Extrait du document:
····················
« Avons-nous encore vraiment des droits ? »

Laura Mason

Citer cet article

Référence électronique

Laura Mason, « « Avons-nous encore vraiment des droits ? » », Revue Quart Monde [En ligne], 224 | 2012/4, mis en ligne le 01 octobre 2013, consulté le 28 mars 2024. URL : https://www.revue-quartmonde.org/5500

En contestant, au nom du droit, les décisions imposées aux siens, l’auteure espère contribuer à une meilleure compréhension entre les familles et les divers services administratifs. Propos recueillis par Martin Kalisa et Xavier Verzat.

Mère de famille britannique et membre de l’Université populaire Quart Monde, Laura Mason a vu sa famille totalement détruite à cause du placement de ses enfants.

Je m’appelle Laura Mason

J’ai deux filles adolescentes et un bébé de deux mois qui vivent avec moi. Le juge a décidé de m’enlever mes autres enfants, certains d’entre eux ont été placés en familles d’accueil et d’autres placés pour adoption. Toute ma famille et mes amis m’ont soutenue pour que nous puissions rester unis, mais cela n’a pas été pris en compte par la justice.
····················
Informations affichées:
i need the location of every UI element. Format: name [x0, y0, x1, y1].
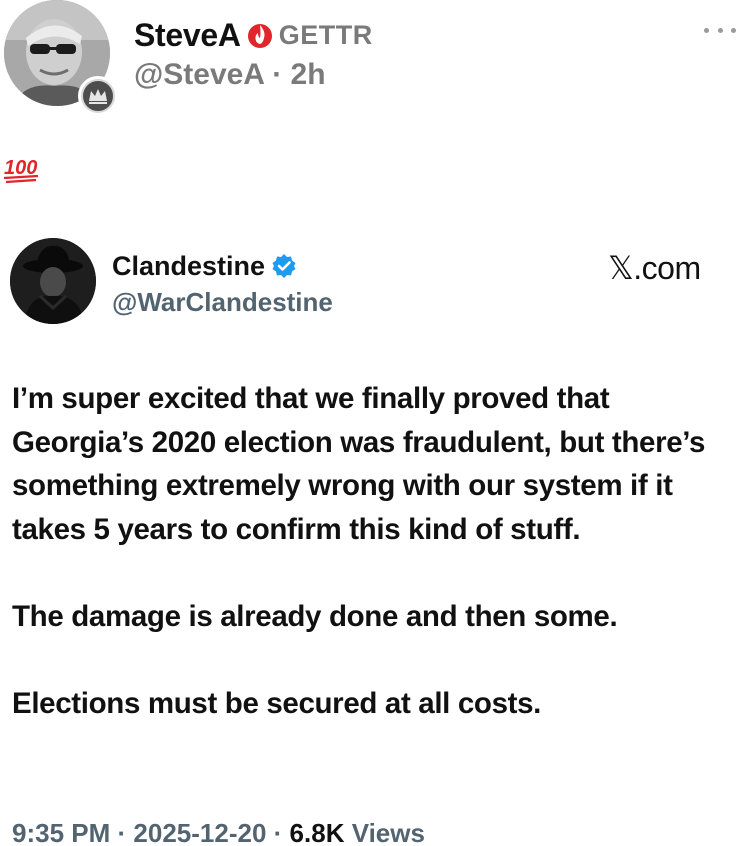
····················
Consigne écrite:
Traduisez en anglais la phrase suivante, tirée de l'extrait du document : « Toute ma famille et mes amis m’ont soutenue pour que nous puissions rester unis, mais cela n’a pas été pris en compte par la justice. »

Corrigé:
All my family and friends supported me so that we could stay together, but this was not taken into account by the courts.